• REQUEST: Update the entries below so that every "toc-dot-leader" reads "toc-leader-line", with all other text unchanged. Leave the pictures out of your answer.

• SUPPLIED INFORMATION:
======
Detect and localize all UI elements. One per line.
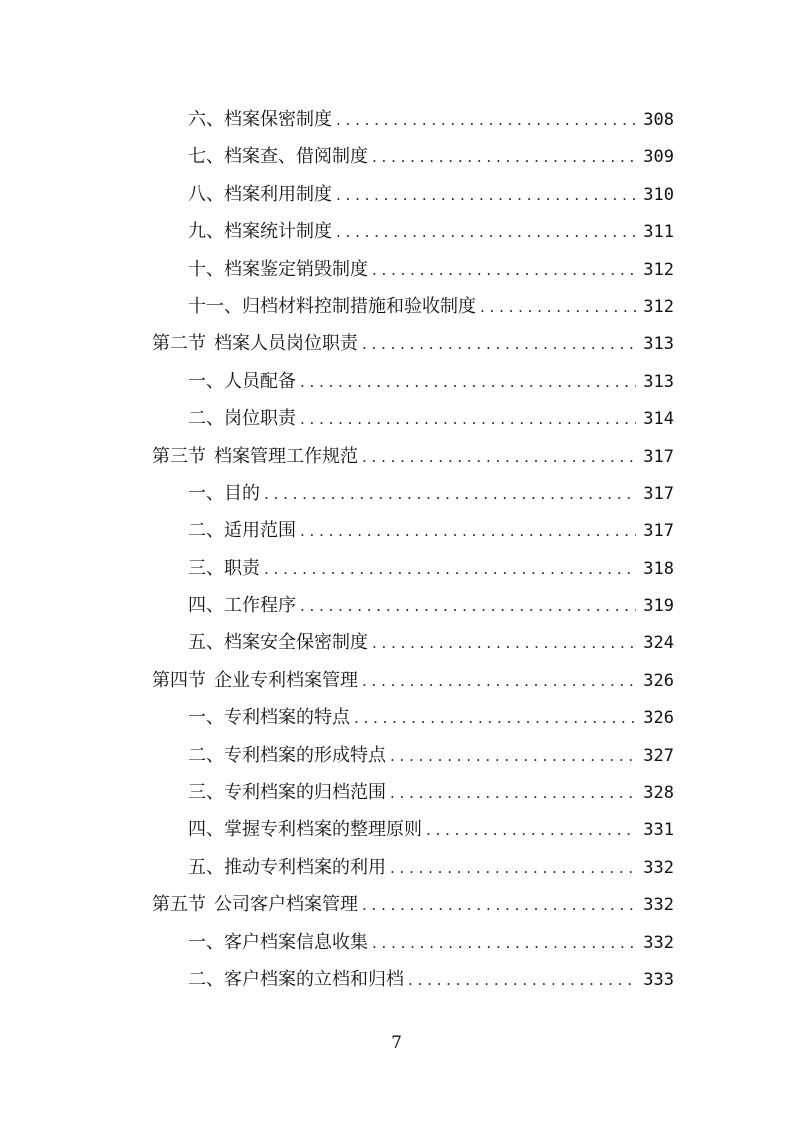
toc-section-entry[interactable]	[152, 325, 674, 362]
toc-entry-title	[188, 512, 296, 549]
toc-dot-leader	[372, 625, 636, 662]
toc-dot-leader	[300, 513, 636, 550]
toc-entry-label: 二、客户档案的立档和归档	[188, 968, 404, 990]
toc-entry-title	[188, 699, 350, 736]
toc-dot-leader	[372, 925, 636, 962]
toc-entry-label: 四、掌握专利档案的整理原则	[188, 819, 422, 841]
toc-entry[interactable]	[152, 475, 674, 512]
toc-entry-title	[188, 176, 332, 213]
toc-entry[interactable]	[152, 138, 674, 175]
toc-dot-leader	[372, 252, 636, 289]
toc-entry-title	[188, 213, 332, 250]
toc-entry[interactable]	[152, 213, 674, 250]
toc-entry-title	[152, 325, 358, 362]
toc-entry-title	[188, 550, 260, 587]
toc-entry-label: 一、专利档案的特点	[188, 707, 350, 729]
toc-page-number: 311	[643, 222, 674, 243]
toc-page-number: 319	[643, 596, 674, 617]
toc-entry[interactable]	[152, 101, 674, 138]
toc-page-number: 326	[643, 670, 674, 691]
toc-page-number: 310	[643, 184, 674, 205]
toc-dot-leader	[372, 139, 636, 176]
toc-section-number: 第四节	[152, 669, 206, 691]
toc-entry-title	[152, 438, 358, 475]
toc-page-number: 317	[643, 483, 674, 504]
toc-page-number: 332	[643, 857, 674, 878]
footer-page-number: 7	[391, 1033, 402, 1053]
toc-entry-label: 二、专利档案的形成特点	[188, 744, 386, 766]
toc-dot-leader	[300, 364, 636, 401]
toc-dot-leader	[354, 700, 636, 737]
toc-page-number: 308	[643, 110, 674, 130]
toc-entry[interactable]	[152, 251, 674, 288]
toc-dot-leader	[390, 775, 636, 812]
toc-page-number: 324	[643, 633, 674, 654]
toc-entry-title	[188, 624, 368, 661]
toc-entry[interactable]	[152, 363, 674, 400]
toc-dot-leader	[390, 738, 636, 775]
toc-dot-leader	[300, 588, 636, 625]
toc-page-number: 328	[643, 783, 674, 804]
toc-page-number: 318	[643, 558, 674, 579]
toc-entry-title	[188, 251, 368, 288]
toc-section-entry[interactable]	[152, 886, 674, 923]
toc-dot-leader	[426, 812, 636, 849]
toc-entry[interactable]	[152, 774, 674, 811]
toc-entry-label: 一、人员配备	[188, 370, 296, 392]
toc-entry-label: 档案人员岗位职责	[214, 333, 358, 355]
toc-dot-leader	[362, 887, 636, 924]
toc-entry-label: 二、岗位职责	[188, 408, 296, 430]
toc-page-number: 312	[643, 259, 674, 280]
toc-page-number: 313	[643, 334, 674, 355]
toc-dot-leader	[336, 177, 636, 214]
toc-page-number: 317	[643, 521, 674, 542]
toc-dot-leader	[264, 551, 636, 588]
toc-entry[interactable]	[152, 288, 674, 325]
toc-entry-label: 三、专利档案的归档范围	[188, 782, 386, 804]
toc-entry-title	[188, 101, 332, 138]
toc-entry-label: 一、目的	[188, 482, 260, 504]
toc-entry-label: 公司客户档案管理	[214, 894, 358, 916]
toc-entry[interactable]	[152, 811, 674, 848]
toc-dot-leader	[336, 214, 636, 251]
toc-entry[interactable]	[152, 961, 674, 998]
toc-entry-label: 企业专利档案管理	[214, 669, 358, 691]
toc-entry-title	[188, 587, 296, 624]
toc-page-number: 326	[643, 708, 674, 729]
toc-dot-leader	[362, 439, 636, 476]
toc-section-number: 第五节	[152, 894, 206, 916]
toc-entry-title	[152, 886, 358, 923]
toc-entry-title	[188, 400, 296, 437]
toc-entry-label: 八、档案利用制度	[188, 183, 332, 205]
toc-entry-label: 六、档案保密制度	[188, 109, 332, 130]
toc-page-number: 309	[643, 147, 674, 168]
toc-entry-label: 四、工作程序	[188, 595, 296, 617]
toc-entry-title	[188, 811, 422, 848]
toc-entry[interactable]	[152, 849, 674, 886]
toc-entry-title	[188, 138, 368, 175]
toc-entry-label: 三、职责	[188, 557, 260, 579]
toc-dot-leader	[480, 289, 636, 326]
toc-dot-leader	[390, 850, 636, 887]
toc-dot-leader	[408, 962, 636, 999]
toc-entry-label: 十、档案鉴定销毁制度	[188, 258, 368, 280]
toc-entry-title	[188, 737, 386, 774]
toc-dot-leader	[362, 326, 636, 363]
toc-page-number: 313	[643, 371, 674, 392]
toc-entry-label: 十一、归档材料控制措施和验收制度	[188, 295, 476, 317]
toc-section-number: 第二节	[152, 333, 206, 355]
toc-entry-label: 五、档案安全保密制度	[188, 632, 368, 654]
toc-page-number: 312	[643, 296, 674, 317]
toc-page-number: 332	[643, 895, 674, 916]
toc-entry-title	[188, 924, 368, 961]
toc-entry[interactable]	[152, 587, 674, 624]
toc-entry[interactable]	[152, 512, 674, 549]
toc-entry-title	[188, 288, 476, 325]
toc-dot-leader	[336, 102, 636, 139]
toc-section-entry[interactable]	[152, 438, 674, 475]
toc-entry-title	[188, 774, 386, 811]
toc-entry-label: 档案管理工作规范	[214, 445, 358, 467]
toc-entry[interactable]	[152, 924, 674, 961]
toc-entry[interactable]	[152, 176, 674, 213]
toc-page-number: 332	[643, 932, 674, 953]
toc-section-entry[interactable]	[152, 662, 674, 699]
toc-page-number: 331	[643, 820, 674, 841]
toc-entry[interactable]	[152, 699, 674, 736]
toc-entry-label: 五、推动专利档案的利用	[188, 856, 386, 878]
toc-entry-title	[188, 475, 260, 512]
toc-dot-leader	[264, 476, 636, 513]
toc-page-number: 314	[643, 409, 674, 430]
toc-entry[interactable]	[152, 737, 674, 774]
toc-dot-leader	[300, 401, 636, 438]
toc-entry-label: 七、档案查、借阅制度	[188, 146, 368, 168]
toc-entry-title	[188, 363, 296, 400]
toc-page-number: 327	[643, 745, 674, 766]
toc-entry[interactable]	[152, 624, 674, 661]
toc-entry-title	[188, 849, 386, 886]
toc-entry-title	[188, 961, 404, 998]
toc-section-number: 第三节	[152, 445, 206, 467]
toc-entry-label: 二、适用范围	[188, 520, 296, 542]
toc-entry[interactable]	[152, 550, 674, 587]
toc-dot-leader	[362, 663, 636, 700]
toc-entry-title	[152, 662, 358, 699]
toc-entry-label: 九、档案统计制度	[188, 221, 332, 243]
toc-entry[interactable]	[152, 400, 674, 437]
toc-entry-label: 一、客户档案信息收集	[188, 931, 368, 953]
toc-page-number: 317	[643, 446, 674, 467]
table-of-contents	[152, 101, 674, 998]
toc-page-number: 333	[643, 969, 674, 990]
======
• FINAL ANSWER:
Detect and localize all UI elements. One per line.
toc-section-entry[interactable]	[152, 325, 674, 362]
toc-entry-title	[188, 512, 296, 549]
toc-leader-line	[372, 625, 636, 662]
toc-leader-line	[300, 513, 636, 550]
toc-entry-label: 二、客户档案的立档和归档	[188, 968, 404, 990]
toc-entry-title	[188, 699, 350, 736]
toc-leader-line	[372, 925, 636, 962]
toc-entry-label: 四、掌握专利档案的整理原则	[188, 819, 422, 841]
toc-entry[interactable]	[152, 475, 674, 512]
toc-entry-title	[188, 176, 332, 213]
toc-entry[interactable]	[152, 138, 674, 175]
toc-leader-line	[372, 252, 636, 289]
toc-entry-title	[188, 213, 332, 250]
toc-entry[interactable]	[152, 213, 674, 250]
toc-entry-title	[152, 325, 358, 362]
toc-entry-title	[188, 550, 260, 587]
toc-entry-label: 一、专利档案的特点	[188, 707, 350, 729]
toc-page-number: 311	[643, 222, 674, 243]
toc-page-number: 319	[643, 596, 674, 617]
toc-entry[interactable]	[152, 101, 674, 138]
toc-page-number: 326	[643, 670, 674, 691]
toc-page-number: 310	[643, 184, 674, 205]
toc-leader-line	[372, 139, 636, 176]
toc-section-number: 第四节	[152, 669, 206, 691]
toc-entry-title	[152, 438, 358, 475]
toc-page-number: 317	[643, 483, 674, 504]
toc-page-number: 332	[643, 857, 674, 878]
footer-page-number: 7	[391, 1033, 402, 1053]
toc-entry-label: 二、专利档案的形成特点	[188, 744, 386, 766]
toc-leader-line	[300, 364, 636, 401]
toc-leader-line	[354, 700, 636, 737]
toc-page-number: 308	[643, 110, 674, 130]
toc-entry[interactable]	[152, 251, 674, 288]
toc-leader-line	[390, 775, 636, 812]
toc-page-number: 324	[643, 633, 674, 654]
toc-entry-title	[188, 624, 368, 661]
toc-entry[interactable]	[152, 363, 674, 400]
toc-leader-line	[390, 738, 636, 775]
toc-leader-line	[300, 588, 636, 625]
toc-page-number: 328	[643, 783, 674, 804]
toc-page-number: 318	[643, 558, 674, 579]
toc-entry-title	[188, 251, 368, 288]
toc-section-entry[interactable]	[152, 886, 674, 923]
toc-leader-line	[426, 812, 636, 849]
toc-entry[interactable]	[152, 774, 674, 811]
toc-entry-label: 一、人员配备	[188, 370, 296, 392]
toc-entry-label: 档案人员岗位职责	[214, 333, 358, 355]
toc-leader-line	[362, 887, 636, 924]
toc-entry-label: 二、岗位职责	[188, 408, 296, 430]
toc-page-number: 312	[643, 259, 674, 280]
toc-page-number: 313	[643, 334, 674, 355]
toc-leader-line	[336, 177, 636, 214]
toc-page-number: 317	[643, 521, 674, 542]
toc-leader-line	[264, 551, 636, 588]
toc-entry[interactable]	[152, 288, 674, 325]
toc-entry-label: 三、专利档案的归档范围	[188, 782, 386, 804]
toc-entry-title	[188, 101, 332, 138]
toc-entry-label: 一、目的	[188, 482, 260, 504]
toc-entry-label: 公司客户档案管理	[214, 894, 358, 916]
toc-entry[interactable]	[152, 811, 674, 848]
toc-leader-line	[336, 214, 636, 251]
toc-entry[interactable]	[152, 961, 674, 998]
toc-entry-label: 企业专利档案管理	[214, 669, 358, 691]
toc-entry-title	[188, 587, 296, 624]
toc-page-number: 326	[643, 708, 674, 729]
toc-leader-line	[362, 439, 636, 476]
toc-section-number: 第五节	[152, 894, 206, 916]
toc-entry-title	[152, 886, 358, 923]
toc-entry-title	[188, 400, 296, 437]
toc-entry-label: 八、档案利用制度	[188, 183, 332, 205]
toc-entry-label: 六、档案保密制度	[188, 109, 332, 130]
toc-page-number: 309	[643, 147, 674, 168]
toc-entry-label: 四、工作程序	[188, 595, 296, 617]
toc-entry-title	[188, 811, 422, 848]
toc-entry[interactable]	[152, 849, 674, 886]
toc-entry-title	[188, 138, 368, 175]
toc-entry-label: 三、职责	[188, 557, 260, 579]
toc-leader-line	[480, 289, 636, 326]
toc-leader-line	[390, 850, 636, 887]
toc-leader-line	[408, 962, 636, 999]
toc-entry-label: 十、档案鉴定销毁制度	[188, 258, 368, 280]
toc-entry-title	[188, 737, 386, 774]
toc-leader-line	[362, 326, 636, 363]
toc-page-number: 313	[643, 371, 674, 392]
toc-entry-label: 十一、归档材料控制措施和验收制度	[188, 295, 476, 317]
toc-section-number: 第二节	[152, 333, 206, 355]
toc-entry-label: 五、档案安全保密制度	[188, 632, 368, 654]
toc-page-number: 312	[643, 296, 674, 317]
toc-page-number: 332	[643, 895, 674, 916]
toc-entry-title	[188, 924, 368, 961]
toc-entry[interactable]	[152, 587, 674, 624]
toc-entry[interactable]	[152, 512, 674, 549]
toc-entry-title	[188, 288, 476, 325]
toc-leader-line	[336, 102, 636, 139]
toc-section-entry[interactable]	[152, 438, 674, 475]
toc-entry-title	[188, 774, 386, 811]
toc-entry-label: 档案管理工作规范	[214, 445, 358, 467]
toc-entry[interactable]	[152, 924, 674, 961]
toc-entry[interactable]	[152, 176, 674, 213]
toc-page-number: 332	[643, 932, 674, 953]
toc-section-entry[interactable]	[152, 662, 674, 699]
toc-page-number: 331	[643, 820, 674, 841]
toc-entry[interactable]	[152, 699, 674, 736]
toc-entry-label: 五、推动专利档案的利用	[188, 856, 386, 878]
toc-entry-title	[188, 475, 260, 512]
toc-leader-line	[264, 476, 636, 513]
toc-page-number: 314	[643, 409, 674, 430]
toc-entry[interactable]	[152, 737, 674, 774]
toc-leader-line	[300, 401, 636, 438]
toc-entry-label: 七、档案查、借阅制度	[188, 146, 368, 168]
toc-entry-title	[188, 363, 296, 400]
toc-page-number: 327	[643, 745, 674, 766]
toc-entry[interactable]	[152, 624, 674, 661]
toc-entry-title	[188, 849, 386, 886]
toc-entry-title	[188, 961, 404, 998]
toc-section-number: 第三节	[152, 445, 206, 467]
toc-entry-label: 二、适用范围	[188, 520, 296, 542]
toc-entry[interactable]	[152, 550, 674, 587]
toc-leader-line	[362, 663, 636, 700]
toc-entry-title	[152, 662, 358, 699]
toc-entry-label: 九、档案统计制度	[188, 221, 332, 243]
toc-entry[interactable]	[152, 400, 674, 437]
toc-entry-label: 一、客户档案信息收集	[188, 931, 368, 953]
toc-page-number: 317	[643, 446, 674, 467]
table-of-contents	[152, 101, 674, 998]
toc-page-number: 333	[643, 969, 674, 990]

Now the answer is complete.